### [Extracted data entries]
--------
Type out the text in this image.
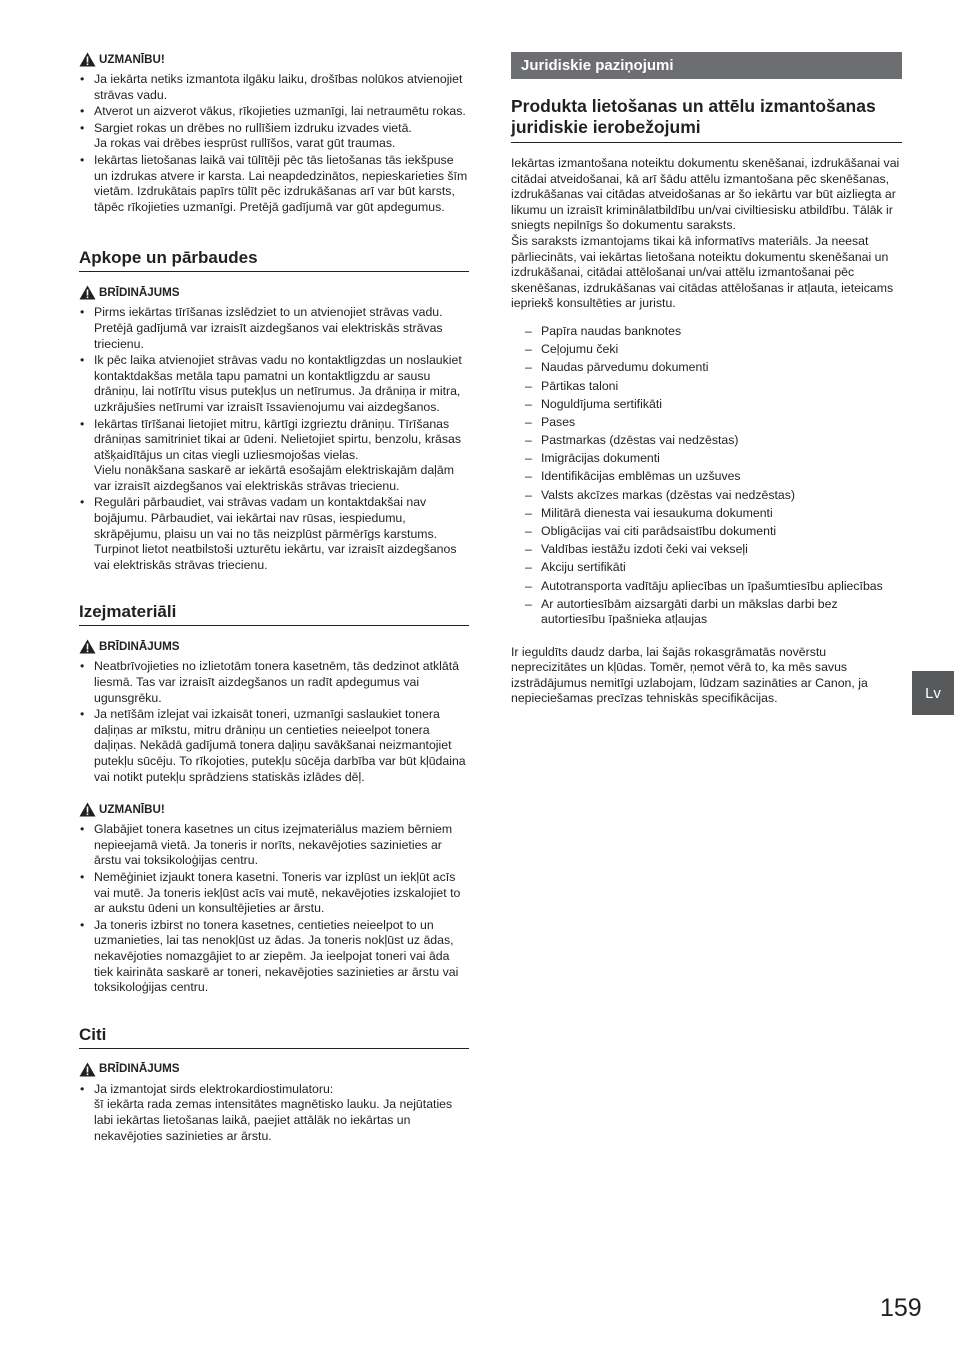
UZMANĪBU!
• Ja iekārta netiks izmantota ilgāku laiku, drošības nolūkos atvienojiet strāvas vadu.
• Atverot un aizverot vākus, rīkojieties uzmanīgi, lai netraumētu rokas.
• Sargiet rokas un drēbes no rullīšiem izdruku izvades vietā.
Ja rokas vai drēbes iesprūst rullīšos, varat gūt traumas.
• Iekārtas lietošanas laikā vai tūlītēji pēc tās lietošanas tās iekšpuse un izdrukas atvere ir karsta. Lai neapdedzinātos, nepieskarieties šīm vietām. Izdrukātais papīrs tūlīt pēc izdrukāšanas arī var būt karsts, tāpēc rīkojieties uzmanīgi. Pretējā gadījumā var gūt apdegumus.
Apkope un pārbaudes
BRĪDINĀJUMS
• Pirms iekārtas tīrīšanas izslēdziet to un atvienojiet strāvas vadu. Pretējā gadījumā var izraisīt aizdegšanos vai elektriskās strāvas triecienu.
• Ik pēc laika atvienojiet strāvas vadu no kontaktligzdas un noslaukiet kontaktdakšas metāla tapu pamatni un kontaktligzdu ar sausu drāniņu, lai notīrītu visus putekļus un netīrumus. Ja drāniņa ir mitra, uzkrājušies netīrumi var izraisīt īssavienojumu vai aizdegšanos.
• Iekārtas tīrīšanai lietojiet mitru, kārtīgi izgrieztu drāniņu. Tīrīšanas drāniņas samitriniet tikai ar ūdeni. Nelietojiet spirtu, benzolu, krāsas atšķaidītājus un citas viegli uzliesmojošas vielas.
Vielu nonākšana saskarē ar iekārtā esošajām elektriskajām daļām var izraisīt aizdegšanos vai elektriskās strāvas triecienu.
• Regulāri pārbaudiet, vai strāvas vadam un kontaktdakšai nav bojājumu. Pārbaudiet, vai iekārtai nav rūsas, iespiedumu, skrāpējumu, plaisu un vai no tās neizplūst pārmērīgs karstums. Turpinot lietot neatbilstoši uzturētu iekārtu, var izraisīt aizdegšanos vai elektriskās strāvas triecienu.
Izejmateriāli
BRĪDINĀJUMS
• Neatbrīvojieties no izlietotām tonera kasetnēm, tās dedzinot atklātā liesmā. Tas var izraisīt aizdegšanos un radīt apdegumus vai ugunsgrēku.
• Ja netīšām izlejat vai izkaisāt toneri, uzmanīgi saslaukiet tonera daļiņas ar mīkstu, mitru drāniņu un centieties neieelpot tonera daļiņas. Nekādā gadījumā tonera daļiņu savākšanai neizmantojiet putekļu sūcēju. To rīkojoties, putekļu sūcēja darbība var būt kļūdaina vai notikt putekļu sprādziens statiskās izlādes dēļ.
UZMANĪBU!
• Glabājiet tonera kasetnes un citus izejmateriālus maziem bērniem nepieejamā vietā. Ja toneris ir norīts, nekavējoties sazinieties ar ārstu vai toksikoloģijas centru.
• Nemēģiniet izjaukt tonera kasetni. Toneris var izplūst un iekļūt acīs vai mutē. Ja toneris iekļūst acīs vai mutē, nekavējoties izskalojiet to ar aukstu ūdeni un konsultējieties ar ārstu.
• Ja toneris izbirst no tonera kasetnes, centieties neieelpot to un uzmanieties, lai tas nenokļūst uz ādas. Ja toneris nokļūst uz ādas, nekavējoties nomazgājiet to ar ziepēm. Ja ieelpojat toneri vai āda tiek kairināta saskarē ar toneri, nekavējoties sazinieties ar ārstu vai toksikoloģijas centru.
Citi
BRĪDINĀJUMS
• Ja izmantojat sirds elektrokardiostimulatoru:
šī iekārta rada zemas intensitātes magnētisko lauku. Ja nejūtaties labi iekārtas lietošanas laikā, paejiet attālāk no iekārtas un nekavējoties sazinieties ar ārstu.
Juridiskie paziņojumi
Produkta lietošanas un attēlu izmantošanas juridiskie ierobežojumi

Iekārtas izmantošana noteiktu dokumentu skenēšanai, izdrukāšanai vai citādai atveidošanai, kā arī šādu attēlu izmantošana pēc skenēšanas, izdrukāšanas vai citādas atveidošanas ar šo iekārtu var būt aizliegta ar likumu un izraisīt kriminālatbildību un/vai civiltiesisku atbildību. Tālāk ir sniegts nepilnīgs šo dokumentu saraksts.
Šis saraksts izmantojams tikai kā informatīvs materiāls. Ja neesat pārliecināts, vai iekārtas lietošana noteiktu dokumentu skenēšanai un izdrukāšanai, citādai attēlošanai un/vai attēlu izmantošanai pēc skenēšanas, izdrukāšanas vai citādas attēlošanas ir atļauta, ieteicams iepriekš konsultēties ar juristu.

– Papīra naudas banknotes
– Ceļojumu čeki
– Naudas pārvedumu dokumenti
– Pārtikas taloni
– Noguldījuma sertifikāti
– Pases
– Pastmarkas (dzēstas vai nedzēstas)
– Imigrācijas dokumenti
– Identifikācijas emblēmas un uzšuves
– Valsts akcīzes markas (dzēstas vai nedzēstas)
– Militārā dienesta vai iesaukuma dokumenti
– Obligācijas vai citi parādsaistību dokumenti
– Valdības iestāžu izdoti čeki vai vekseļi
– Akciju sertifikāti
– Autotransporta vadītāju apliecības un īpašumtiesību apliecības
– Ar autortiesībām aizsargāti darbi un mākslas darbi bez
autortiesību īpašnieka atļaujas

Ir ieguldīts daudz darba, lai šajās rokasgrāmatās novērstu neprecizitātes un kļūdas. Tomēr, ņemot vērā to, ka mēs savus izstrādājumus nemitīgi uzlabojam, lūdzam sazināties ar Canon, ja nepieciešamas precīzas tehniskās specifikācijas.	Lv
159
--------
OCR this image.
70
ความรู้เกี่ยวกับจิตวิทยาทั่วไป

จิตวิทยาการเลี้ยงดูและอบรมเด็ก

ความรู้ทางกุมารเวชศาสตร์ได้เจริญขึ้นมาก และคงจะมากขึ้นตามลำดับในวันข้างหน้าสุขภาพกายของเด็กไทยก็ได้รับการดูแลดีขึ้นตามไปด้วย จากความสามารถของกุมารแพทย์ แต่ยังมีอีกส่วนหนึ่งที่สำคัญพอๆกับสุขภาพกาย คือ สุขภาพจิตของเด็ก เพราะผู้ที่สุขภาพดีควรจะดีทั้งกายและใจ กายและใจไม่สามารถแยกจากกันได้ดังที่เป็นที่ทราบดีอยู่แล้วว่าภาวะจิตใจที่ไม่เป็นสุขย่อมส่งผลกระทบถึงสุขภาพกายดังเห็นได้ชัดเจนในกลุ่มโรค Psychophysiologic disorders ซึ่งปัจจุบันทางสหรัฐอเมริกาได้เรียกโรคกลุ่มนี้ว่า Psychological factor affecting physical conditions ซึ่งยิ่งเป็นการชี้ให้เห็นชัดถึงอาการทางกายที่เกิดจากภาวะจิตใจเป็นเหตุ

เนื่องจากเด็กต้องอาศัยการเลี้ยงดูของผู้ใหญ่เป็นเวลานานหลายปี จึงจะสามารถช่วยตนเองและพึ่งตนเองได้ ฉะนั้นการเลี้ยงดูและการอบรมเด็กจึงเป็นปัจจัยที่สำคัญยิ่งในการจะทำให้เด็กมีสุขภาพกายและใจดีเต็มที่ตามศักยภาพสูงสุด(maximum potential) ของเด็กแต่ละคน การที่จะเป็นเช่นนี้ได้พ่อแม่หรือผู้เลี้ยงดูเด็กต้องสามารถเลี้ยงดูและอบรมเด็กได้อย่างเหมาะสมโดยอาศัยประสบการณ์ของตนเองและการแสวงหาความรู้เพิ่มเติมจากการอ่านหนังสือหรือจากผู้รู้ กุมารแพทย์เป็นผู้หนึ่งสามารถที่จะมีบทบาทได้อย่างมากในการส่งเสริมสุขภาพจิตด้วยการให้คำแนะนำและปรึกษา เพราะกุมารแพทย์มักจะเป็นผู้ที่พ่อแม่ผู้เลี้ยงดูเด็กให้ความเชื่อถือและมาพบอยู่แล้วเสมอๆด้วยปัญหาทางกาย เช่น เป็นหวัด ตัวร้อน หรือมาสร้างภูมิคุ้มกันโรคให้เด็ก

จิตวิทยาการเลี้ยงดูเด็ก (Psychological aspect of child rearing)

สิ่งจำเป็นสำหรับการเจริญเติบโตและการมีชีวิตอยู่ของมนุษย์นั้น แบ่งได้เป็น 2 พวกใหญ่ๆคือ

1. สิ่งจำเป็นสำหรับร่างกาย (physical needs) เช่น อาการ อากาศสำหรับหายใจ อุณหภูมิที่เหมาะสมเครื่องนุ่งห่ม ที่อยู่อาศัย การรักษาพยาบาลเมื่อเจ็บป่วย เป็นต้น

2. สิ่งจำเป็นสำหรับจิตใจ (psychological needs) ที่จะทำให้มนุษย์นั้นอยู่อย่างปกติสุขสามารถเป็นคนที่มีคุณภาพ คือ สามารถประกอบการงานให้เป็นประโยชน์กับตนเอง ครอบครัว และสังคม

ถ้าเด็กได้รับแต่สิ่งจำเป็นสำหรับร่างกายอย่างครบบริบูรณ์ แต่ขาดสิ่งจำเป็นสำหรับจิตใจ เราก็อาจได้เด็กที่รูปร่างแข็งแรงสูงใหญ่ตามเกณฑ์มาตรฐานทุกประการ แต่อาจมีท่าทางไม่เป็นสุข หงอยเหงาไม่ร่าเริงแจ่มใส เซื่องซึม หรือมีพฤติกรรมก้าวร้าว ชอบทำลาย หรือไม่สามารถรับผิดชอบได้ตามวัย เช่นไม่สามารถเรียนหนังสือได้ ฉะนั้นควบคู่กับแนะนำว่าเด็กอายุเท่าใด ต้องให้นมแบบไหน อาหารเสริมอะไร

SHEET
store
--------
### [TASK PROMPT]
Identify how many lines in the entries above include the string "dokumenti", then state that number alone.

### [ANSWER TO THIS TASK]
4